> **Short exercise**
The records should be written out in full, with nothing altered.

== Provided entries

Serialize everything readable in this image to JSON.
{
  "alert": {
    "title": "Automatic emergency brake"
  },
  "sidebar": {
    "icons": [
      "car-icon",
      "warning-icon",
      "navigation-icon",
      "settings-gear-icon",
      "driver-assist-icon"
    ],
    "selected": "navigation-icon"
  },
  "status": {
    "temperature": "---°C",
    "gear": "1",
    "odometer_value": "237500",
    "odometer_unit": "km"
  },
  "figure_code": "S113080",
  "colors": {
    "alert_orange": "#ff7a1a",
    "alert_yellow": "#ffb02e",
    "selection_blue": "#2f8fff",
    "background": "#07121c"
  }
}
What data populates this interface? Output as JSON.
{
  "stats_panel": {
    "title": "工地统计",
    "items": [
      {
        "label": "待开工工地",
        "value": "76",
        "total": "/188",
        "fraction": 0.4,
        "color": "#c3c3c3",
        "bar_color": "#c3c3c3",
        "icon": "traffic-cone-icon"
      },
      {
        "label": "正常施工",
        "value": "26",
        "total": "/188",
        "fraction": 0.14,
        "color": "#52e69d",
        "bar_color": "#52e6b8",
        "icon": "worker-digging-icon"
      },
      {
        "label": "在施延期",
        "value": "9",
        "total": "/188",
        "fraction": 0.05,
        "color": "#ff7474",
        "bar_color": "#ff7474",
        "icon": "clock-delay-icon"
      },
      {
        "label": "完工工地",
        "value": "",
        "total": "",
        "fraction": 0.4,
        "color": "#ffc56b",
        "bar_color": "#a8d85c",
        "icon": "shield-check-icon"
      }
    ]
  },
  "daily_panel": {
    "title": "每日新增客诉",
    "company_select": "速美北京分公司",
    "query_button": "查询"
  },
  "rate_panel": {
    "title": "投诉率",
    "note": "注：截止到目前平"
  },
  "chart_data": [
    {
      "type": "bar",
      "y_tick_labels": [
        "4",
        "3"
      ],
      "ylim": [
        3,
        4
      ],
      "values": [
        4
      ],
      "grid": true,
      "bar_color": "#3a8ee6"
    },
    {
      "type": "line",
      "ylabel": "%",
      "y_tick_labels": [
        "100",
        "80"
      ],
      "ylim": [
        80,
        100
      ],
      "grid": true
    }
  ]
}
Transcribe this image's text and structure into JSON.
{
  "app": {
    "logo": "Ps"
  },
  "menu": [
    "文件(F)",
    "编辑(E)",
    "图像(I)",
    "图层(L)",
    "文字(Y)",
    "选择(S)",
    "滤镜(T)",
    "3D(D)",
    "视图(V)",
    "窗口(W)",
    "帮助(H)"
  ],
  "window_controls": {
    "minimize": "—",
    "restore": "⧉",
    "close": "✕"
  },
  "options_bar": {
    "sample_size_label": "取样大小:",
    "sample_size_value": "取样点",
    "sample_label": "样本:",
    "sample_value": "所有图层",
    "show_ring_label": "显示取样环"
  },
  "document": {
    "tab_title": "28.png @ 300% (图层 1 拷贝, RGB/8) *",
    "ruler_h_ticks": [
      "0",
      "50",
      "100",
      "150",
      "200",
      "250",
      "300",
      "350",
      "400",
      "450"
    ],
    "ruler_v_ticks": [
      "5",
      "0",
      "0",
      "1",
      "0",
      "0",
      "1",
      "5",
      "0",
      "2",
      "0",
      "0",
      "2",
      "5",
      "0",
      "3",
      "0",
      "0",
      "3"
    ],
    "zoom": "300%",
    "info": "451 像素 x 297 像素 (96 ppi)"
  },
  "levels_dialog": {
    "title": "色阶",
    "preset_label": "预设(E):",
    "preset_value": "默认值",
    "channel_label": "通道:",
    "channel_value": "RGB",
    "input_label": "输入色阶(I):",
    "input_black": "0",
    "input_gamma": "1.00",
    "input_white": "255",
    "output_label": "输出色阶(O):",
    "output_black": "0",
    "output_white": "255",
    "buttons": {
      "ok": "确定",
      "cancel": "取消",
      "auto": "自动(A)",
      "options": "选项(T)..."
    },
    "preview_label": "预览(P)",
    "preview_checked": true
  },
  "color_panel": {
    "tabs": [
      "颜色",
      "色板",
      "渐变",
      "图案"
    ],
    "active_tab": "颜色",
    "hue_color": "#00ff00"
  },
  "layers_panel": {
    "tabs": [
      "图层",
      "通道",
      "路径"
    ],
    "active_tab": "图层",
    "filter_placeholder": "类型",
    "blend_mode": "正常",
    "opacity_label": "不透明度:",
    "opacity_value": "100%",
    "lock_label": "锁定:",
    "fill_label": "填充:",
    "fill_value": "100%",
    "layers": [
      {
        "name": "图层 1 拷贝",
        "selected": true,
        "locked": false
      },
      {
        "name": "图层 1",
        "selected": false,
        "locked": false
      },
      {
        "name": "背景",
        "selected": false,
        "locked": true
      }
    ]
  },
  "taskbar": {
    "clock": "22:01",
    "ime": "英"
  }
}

====

> **Worked answer**
Serialize everything readable in this image to JSON.
{
  "alert": {
    "title": "Automatic emergency brake"
  },
  "sidebar": {
    "icons": [
      "car-icon",
      "warning-icon",
      "navigation-icon",
      "settings-gear-icon",
      "driver-assist-icon"
    ],
    "selected": "navigation-icon"
  },
  "status": {
    "temperature": "---°C",
    "gear": "1",
    "odometer_value": "237500",
    "odometer_unit": "km"
  },
  "figure_code": "S113080",
  "colors": {
    "alert_orange": "#ff7a1a",
    "alert_yellow": "#ffb02e",
    "selection_blue": "#2f8fff",
    "background": "#07121c"
  }
}
What data populates this interface? Output as JSON.
{
  "stats_panel": {
    "title": "工地统计",
    "items": [
      {
        "label": "待开工工地",
        "value": "76",
        "total": "/188",
        "fraction": 0.4,
        "color": "#c3c3c3",
        "bar_color": "#c3c3c3",
        "icon": "traffic-cone-icon"
      },
      {
        "label": "正常施工",
        "value": "26",
        "total": "/188",
        "fraction": 0.14,
        "color": "#52e69d",
        "bar_color": "#52e6b8",
        "icon": "worker-digging-icon"
      },
      {
        "label": "在施延期",
        "value": "9",
        "total": "/188",
        "fraction": 0.05,
        "color": "#ff7474",
        "bar_color": "#ff7474",
        "icon": "clock-delay-icon"
      },
      {
        "label": "完工工地",
        "value": "",
        "total": "",
        "fraction": 0.4,
        "color": "#ffc56b",
        "bar_color": "#a8d85c",
        "icon": "shield-check-icon"
      }
    ]
  },
  "daily_panel": {
    "title": "每日新增客诉",
    "company_select": "速美北京分公司",
    "query_button": "查询"
  },
  "rate_panel": {
    "title": "投诉率",
    "note": "注：截止到目前平"
  },
  "chart_data": [
    {
      "type": "bar",
      "y_tick_labels": [
        "4",
        "3"
      ],
      "ylim": [
        3,
        4
      ],
      "values": [
        4
      ],
      "grid": true,
      "bar_color": "#3a8ee6"
    },
    {
      "type": "line",
      "ylabel": "%",
      "y_tick_labels": [
        "100",
        "80"
      ],
      "ylim": [
        80,
        100
      ],
      "grid": true
    }
  ]
}
Transcribe this image's text and structure into JSON.
{
  "app": {
    "logo": "Ps"
  },
  "menu": [
    "文件(F)",
    "编辑(E)",
    "图像(I)",
    "图层(L)",
    "文字(Y)",
    "选择(S)",
    "滤镜(T)",
    "3D(D)",
    "视图(V)",
    "窗口(W)",
    "帮助(H)"
  ],
  "window_controls": {
    "minimize": "—",
    "restore": "⧉",
    "close": "✕"
  },
  "options_bar": {
    "sample_size_label": "取样大小:",
    "sample_size_value": "取样点",
    "sample_label": "样本:",
    "sample_value": "所有图层",
    "show_ring_label": "显示取样环"
  },
  "document": {
    "tab_title": "28.png @ 300% (图层 1 拷贝, RGB/8) *",
    "ruler_h_ticks": [
      "0",
      "50",
      "100",
      "150",
      "200",
      "250",
      "300",
      "350",
      "400",
      "450"
    ],
    "ruler_v_ticks": [
      "5",
      "0",
      "0",
      "1",
      "0",
      "0",
      "1",
      "5",
      "0",
      "2",
      "0",
      "0",
      "2",
      "5",
      "0",
      "3",
      "0",
      "0",
      "3"
    ],
    "zoom": "300%",
    "info": "451 像素 x 297 像素 (96 ppi)"
  },
  "levels_dialog": {
    "title": "色阶",
    "preset_label": "预设(E):",
    "preset_value": "默认值",
    "channel_label": "通道:",
    "channel_value": "RGB",
    "input_label": "输入色阶(I):",
    "input_black": "0",
    "input_gamma": "1.00",
    "input_white": "255",
    "output_label": "输出色阶(O):",
    "output_black": "0",
    "output_white": "255",
    "buttons": {
      "ok": "确定",
      "cancel": "取消",
      "auto": "自动(A)",
      "options": "选项(T)..."
    },
    "preview_label": "预览(P)",
    "preview_checked": true
  },
  "color_panel": {
    "tabs": [
      "颜色",
      "色板",
      "渐变",
      "图案"
    ],
    "active_tab": "颜色",
    "hue_color": "#00ff00"
  },
  "layers_panel": {
    "tabs": [
      "图层",
      "通道",
      "路径"
    ],
    "active_tab": "图层",
    "filter_placeholder": "类型",
    "blend_mode": "正常",
    "opacity_label": "不透明度:",
    "opacity_value": "100%",
    "lock_label": "锁定:",
    "fill_label": "填充:",
    "fill_value": "100%",
    "layers": [
      {
        "name": "图层 1 拷贝",
        "selected": true,
        "locked": false
      },
      {
        "name": "图层 1",
        "selected": false,
        "locked": false
      },
      {
        "name": "背景",
        "selected": false,
        "locked": true
      }
    ]
  },
  "taskbar": {
    "clock": "22:01",
    "ime": "英"
  }
}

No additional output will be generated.